» PROBLEM DESCRIPTION
Retyping the records exactly, down to the last line, is the whole job.

» DATA RECORDS
......
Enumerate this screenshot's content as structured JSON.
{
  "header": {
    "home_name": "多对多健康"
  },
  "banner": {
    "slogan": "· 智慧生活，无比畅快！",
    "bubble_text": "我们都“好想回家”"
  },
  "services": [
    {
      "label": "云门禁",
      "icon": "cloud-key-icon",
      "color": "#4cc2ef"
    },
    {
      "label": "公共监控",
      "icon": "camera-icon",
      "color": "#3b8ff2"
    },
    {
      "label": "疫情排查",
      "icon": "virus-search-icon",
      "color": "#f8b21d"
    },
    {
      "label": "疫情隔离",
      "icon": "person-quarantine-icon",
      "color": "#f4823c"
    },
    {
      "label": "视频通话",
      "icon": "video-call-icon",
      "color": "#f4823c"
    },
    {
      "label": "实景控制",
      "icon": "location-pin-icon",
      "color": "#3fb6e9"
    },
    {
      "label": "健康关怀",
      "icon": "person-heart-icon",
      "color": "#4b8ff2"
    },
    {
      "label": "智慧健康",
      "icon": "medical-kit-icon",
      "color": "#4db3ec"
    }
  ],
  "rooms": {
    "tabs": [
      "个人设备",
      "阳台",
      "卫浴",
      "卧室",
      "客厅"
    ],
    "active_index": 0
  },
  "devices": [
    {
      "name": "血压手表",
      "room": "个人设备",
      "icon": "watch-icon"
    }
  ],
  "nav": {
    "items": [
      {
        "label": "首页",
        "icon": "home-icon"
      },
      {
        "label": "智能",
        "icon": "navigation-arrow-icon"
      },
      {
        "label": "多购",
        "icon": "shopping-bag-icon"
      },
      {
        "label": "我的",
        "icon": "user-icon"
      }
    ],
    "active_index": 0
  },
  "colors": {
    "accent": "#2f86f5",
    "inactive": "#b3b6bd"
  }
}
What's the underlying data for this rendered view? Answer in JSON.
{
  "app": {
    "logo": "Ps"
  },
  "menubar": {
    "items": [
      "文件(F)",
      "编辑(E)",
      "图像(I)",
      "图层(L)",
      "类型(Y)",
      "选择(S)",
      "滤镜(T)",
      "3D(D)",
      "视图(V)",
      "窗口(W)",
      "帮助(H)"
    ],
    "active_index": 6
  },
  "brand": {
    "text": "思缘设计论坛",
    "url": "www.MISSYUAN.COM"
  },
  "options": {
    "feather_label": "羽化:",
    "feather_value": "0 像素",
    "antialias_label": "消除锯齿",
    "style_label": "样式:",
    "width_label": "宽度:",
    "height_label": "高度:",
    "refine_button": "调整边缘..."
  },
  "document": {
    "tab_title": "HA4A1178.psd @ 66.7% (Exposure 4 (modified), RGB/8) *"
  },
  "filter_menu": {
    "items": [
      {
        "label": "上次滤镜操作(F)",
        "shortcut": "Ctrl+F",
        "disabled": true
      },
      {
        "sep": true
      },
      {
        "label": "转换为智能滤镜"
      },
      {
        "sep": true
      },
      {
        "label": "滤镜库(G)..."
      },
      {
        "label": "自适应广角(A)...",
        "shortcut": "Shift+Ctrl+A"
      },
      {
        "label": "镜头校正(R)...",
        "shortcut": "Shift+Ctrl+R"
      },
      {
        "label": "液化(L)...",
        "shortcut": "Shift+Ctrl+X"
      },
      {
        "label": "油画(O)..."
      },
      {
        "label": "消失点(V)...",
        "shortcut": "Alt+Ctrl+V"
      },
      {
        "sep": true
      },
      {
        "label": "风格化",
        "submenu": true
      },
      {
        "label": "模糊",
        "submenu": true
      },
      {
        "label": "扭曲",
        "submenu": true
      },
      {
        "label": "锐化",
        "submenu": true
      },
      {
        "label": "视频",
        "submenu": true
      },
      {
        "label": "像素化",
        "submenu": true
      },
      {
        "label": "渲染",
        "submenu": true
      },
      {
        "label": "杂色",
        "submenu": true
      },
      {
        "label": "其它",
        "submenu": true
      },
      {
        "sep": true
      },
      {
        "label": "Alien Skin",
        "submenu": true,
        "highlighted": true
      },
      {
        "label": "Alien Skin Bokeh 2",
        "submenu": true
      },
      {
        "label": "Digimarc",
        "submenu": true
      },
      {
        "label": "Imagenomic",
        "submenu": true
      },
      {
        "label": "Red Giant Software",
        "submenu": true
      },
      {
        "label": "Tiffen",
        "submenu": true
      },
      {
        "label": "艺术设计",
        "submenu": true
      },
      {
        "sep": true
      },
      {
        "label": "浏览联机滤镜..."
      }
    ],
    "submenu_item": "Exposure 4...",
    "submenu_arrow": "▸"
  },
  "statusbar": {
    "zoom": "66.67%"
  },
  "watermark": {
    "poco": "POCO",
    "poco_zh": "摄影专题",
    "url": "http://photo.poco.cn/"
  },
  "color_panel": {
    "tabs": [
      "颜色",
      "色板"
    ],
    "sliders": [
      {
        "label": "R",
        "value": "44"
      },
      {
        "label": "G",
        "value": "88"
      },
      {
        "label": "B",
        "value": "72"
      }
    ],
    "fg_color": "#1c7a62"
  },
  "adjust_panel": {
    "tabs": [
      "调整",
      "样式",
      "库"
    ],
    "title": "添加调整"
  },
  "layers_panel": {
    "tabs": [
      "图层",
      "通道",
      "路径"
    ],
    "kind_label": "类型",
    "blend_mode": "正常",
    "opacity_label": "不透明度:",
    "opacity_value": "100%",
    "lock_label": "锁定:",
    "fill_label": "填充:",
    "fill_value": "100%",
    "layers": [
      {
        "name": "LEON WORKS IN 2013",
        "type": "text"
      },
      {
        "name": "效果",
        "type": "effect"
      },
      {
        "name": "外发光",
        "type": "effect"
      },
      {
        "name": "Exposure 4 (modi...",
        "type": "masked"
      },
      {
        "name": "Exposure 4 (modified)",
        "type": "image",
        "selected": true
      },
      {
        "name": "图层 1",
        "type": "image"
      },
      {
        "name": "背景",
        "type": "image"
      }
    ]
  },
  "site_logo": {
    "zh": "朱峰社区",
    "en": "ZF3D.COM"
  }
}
......
» TASK RESULT
Enumerate this screenshot's content as structured JSON.
{
  "header": {
    "home_name": "多对多健康"
  },
  "banner": {
    "slogan": "· 智慧生活，无比畅快！",
    "bubble_text": "我们都“好想回家”"
  },
  "services": [
    {
      "label": "云门禁",
      "icon": "cloud-key-icon",
      "color": "#4cc2ef"
    },
    {
      "label": "公共监控",
      "icon": "camera-icon",
      "color": "#3b8ff2"
    },
    {
      "label": "疫情排查",
      "icon": "virus-search-icon",
      "color": "#f8b21d"
    },
    {
      "label": "疫情隔离",
      "icon": "person-quarantine-icon",
      "color": "#f4823c"
    },
    {
      "label": "视频通话",
      "icon": "video-call-icon",
      "color": "#f4823c"
    },
    {
      "label": "实景控制",
      "icon": "location-pin-icon",
      "color": "#3fb6e9"
    },
    {
      "label": "健康关怀",
      "icon": "person-heart-icon",
      "color": "#4b8ff2"
    },
    {
      "label": "智慧健康",
      "icon": "medical-kit-icon",
      "color": "#4db3ec"
    }
  ],
  "rooms": {
    "tabs": [
      "个人设备",
      "阳台",
      "卫浴",
      "卧室",
      "客厅"
    ],
    "active_index": 0
  },
  "devices": [
    {
      "name": "血压手表",
      "room": "个人设备",
      "icon": "watch-icon"
    }
  ],
  "nav": {
    "items": [
      {
        "label": "首页",
        "icon": "home-icon"
      },
      {
        "label": "智能",
        "icon": "navigation-arrow-icon"
      },
      {
        "label": "多购",
        "icon": "shopping-bag-icon"
      },
      {
        "label": "我的",
        "icon": "user-icon"
      }
    ],
    "active_index": 0
  },
  "colors": {
    "accent": "#2f86f5",
    "inactive": "#b3b6bd"
  }
}
What's the underlying data for this rendered view? Answer in JSON.
{
  "app": {
    "logo": "Ps"
  },
  "menubar": {
    "items": [
      "文件(F)",
      "编辑(E)",
      "图像(I)",
      "图层(L)",
      "类型(Y)",
      "选择(S)",
      "滤镜(T)",
      "3D(D)",
      "视图(V)",
      "窗口(W)",
      "帮助(H)"
    ],
    "active_index": 6
  },
  "brand": {
    "text": "思缘设计论坛",
    "url": "www.MISSYUAN.COM"
  },
  "options": {
    "feather_label": "羽化:",
    "feather_value": "0 像素",
    "antialias_label": "消除锯齿",
    "style_label": "样式:",
    "width_label": "宽度:",
    "height_label": "高度:",
    "refine_button": "调整边缘..."
  },
  "document": {
    "tab_title": "HA4A1178.psd @ 66.7% (Exposure 4 (modified), RGB/8) *"
  },
  "filter_menu": {
    "items": [
      {
        "label": "上次滤镜操作(F)",
        "shortcut": "Ctrl+F",
        "disabled": true
      },
      {
        "sep": true
      },
      {
        "label": "转换为智能滤镜"
      },
      {
        "sep": true
      },
      {
        "label": "滤镜库(G)..."
      },
      {
        "label": "自适应广角(A)...",
        "shortcut": "Shift+Ctrl+A"
      },
      {
        "label": "镜头校正(R)...",
        "shortcut": "Shift+Ctrl+R"
      },
      {
        "label": "液化(L)...",
        "shortcut": "Shift+Ctrl+X"
      },
      {
        "label": "油画(O)..."
      },
      {
        "label": "消失点(V)...",
        "shortcut": "Alt+Ctrl+V"
      },
      {
        "sep": true
      },
      {
        "label": "风格化",
        "submenu": true
      },
      {
        "label": "模糊",
        "submenu": true
      },
      {
        "label": "扭曲",
        "submenu": true
      },
      {
        "label": "锐化",
        "submenu": true
      },
      {
        "label": "视频",
        "submenu": true
      },
      {
        "label": "像素化",
        "submenu": true
      },
      {
        "label": "渲染",
        "submenu": true
      },
      {
        "label": "杂色",
        "submenu": true
      },
      {
        "label": "其它",
        "submenu": true
      },
      {
        "sep": true
      },
      {
        "label": "Alien Skin",
        "submenu": true,
        "highlighted": true
      },
      {
        "label": "Alien Skin Bokeh 2",
        "submenu": true
      },
      {
        "label": "Digimarc",
        "submenu": true
      },
      {
        "label": "Imagenomic",
        "submenu": true
      },
      {
        "label": "Red Giant Software",
        "submenu": true
      },
      {
        "label": "Tiffen",
        "submenu": true
      },
      {
        "label": "艺术设计",
        "submenu": true
      },
      {
        "sep": true
      },
      {
        "label": "浏览联机滤镜..."
      }
    ],
    "submenu_item": "Exposure 4...",
    "submenu_arrow": "▸"
  },
  "statusbar": {
    "zoom": "66.67%"
  },
  "watermark": {
    "poco": "POCO",
    "poco_zh": "摄影专题",
    "url": "http://photo.poco.cn/"
  },
  "color_panel": {
    "tabs": [
      "颜色",
      "色板"
    ],
    "sliders": [
      {
        "label": "R",
        "value": "44"
      },
      {
        "label": "G",
        "value": "88"
      },
      {
        "label": "B",
        "value": "72"
      }
    ],
    "fg_color": "#1c7a62"
  },
  "adjust_panel": {
    "tabs": [
      "调整",
      "样式",
      "库"
    ],
    "title": "添加调整"
  },
  "layers_panel": {
    "tabs": [
      "图层",
      "通道",
      "路径"
    ],
    "kind_label": "类型",
    "blend_mode": "正常",
    "opacity_label": "不透明度:",
    "opacity_value": "100%",
    "lock_label": "锁定:",
    "fill_label": "填充:",
    "fill_value": "100%",
    "layers": [
      {
        "name": "LEON WORKS IN 2013",
        "type": "text"
      },
      {
        "name": "效果",
        "type": "effect"
      },
      {
        "name": "外发光",
        "type": "effect"
      },
      {
        "name": "Exposure 4 (modi...",
        "type": "masked"
      },
      {
        "name": "Exposure 4 (modified)",
        "type": "image",
        "selected": true
      },
      {
        "name": "图层 1",
        "type": "image"
      },
      {
        "name": "背景",
        "type": "image"
      }
    ]
  },
  "site_logo": {
    "zh": "朱峰社区",
    "en": "ZF3D.COM"
  }
}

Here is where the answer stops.